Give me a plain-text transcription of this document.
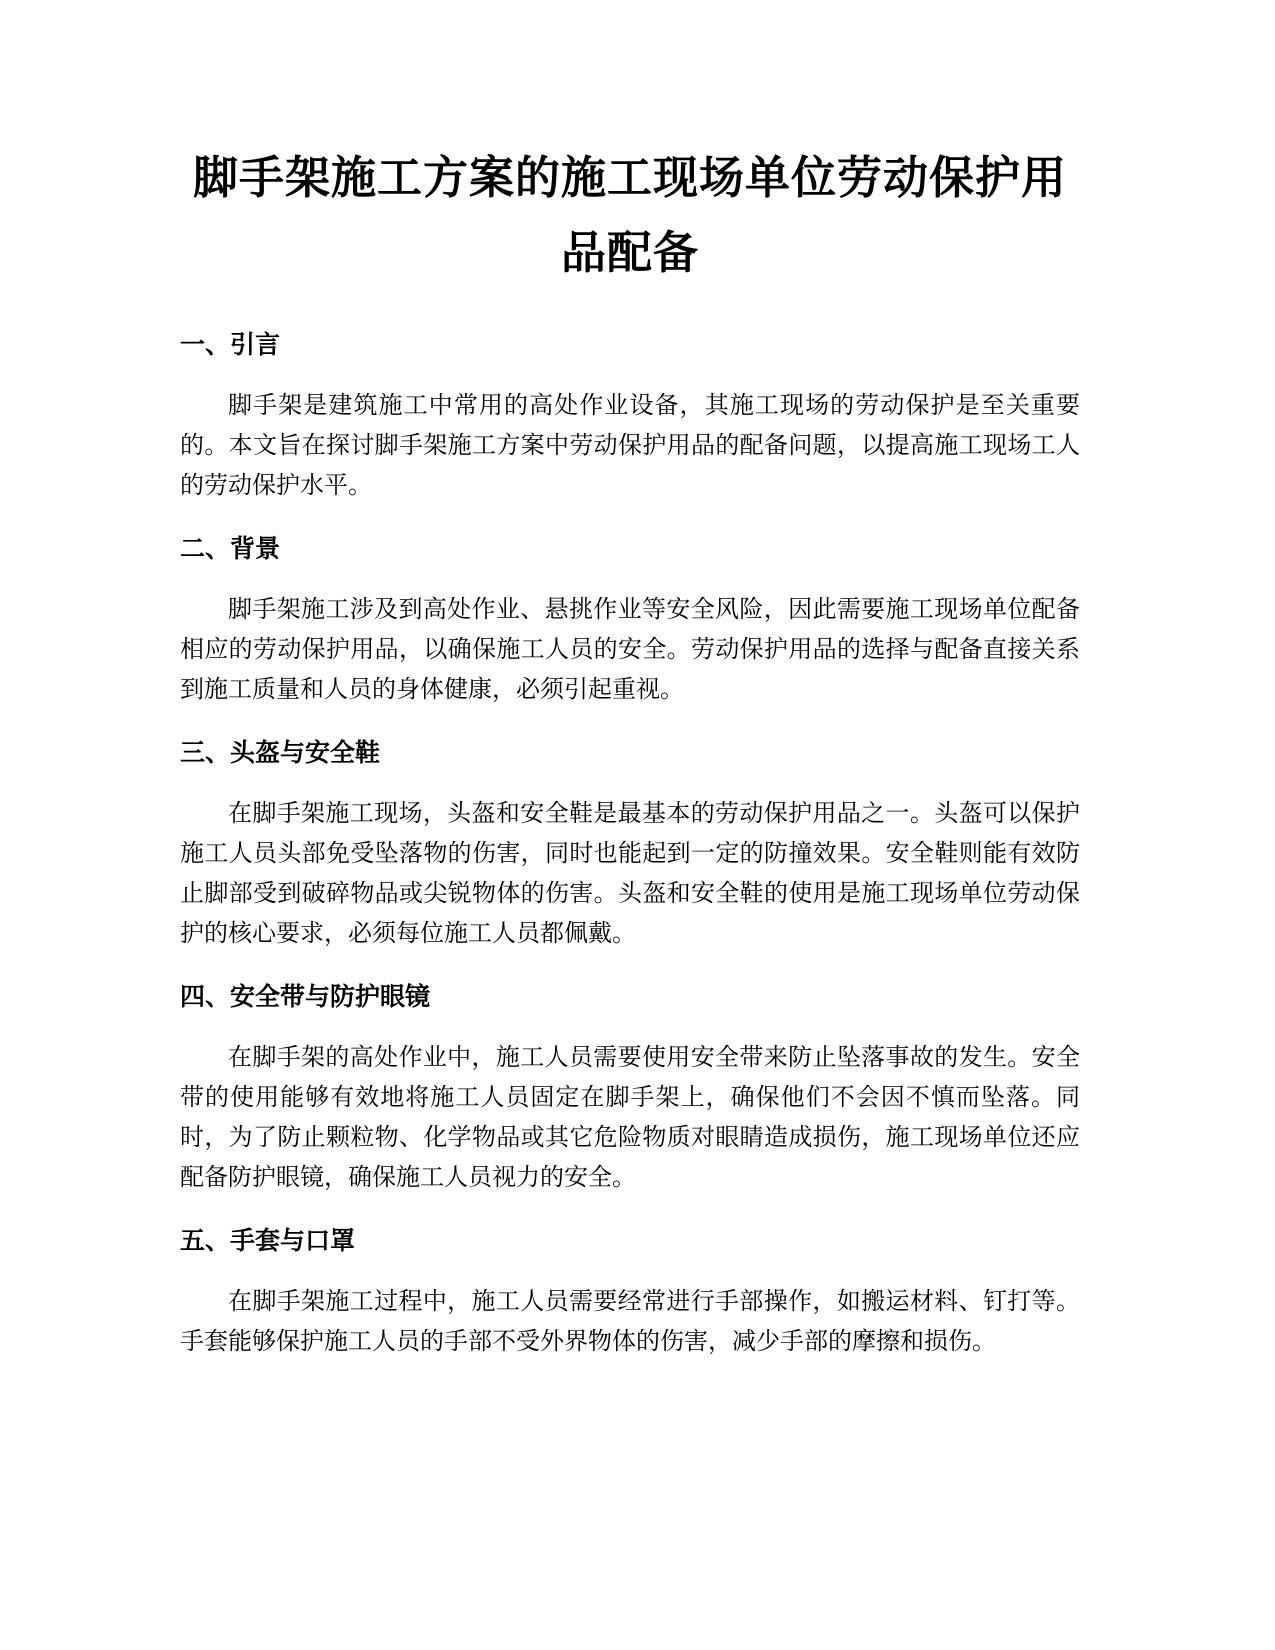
脚手架施工方案的施工现场单位劳动保护用品配备
一、引言

脚手架是建筑施工中常用的高处作业设备，其施工现场的劳动保护是至关重要的。本文旨在探讨脚手架施工方案中劳动保护用品的配备问题，以提高施工现场工人的劳动保护水平。

二、背景

脚手架施工涉及到高处作业、悬挑作业等安全风险，因此需要施工现场单位配备相应的劳动保护用品，以确保施工人员的安全。劳动保护用品的选择与配备直接关系到施工质量和人员的身体健康，必须引起重视。

三、头盔与安全鞋

在脚手架施工现场，头盔和安全鞋是最基本的劳动保护用品之一。头盔可以保护施工人员头部免受坠落物的伤害，同时也能起到一定的防撞效果。安全鞋则能有效防止脚部受到破碎物品或尖锐物体的伤害。头盔和安全鞋的使用是施工现场单位劳动保护的核心要求，必须每位施工人员都佩戴。

四、安全带与防护眼镜

在脚手架的高处作业中，施工人员需要使用安全带来防止坠落事故的发生。安全带的使用能够有效地将施工人员固定在脚手架上，确保他们不会因不慎而坠落。同时，为了防止颗粒物、化学物品或其它危险物质对眼睛造成损伤，施工现场单位还应配备防护眼镜，确保施工人员视力的安全。

五、手套与口罩

在脚手架施工过程中，施工人员需要经常进行手部操作，如搬运材料、钉打等。手套能够保护施工人员的手部不受外界物体的伤害，减少手部的摩擦和损伤。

▶ THE EXERCISE
Print out the lines exactly, skipping any picture.

▶ OUTPUT BELOW
Give me a plain-text transcription of this document.
脚手架施工方案的施工现场单位劳动保护用品配备
一、引言

脚手架是建筑施工中常用的高处作业设备，其施工现场的劳动保护是至关重要的。本文旨在探讨脚手架施工方案中劳动保护用品的配备问题，以提高施工现场工人的劳动保护水平。

二、背景

脚手架施工涉及到高处作业、悬挑作业等安全风险，因此需要施工现场单位配备相应的劳动保护用品，以确保施工人员的安全。劳动保护用品的选择与配备直接关系到施工质量和人员的身体健康，必须引起重视。

三、头盔与安全鞋

在脚手架施工现场，头盔和安全鞋是最基本的劳动保护用品之一。头盔可以保护施工人员头部免受坠落物的伤害，同时也能起到一定的防撞效果。安全鞋则能有效防止脚部受到破碎物品或尖锐物体的伤害。头盔和安全鞋的使用是施工现场单位劳动保护的核心要求，必须每位施工人员都佩戴。

四、安全带与防护眼镜

在脚手架的高处作业中，施工人员需要使用安全带来防止坠落事故的发生。安全带的使用能够有效地将施工人员固定在脚手架上，确保他们不会因不慎而坠落。同时，为了防止颗粒物、化学物品或其它危险物质对眼睛造成损伤，施工现场单位还应配备防护眼镜，确保施工人员视力的安全。

五、手套与口罩

在脚手架施工过程中，施工人员需要经常进行手部操作，如搬运材料、钉打等。手套能够保护施工人员的手部不受外界物体的伤害，减少手部的摩擦和损伤。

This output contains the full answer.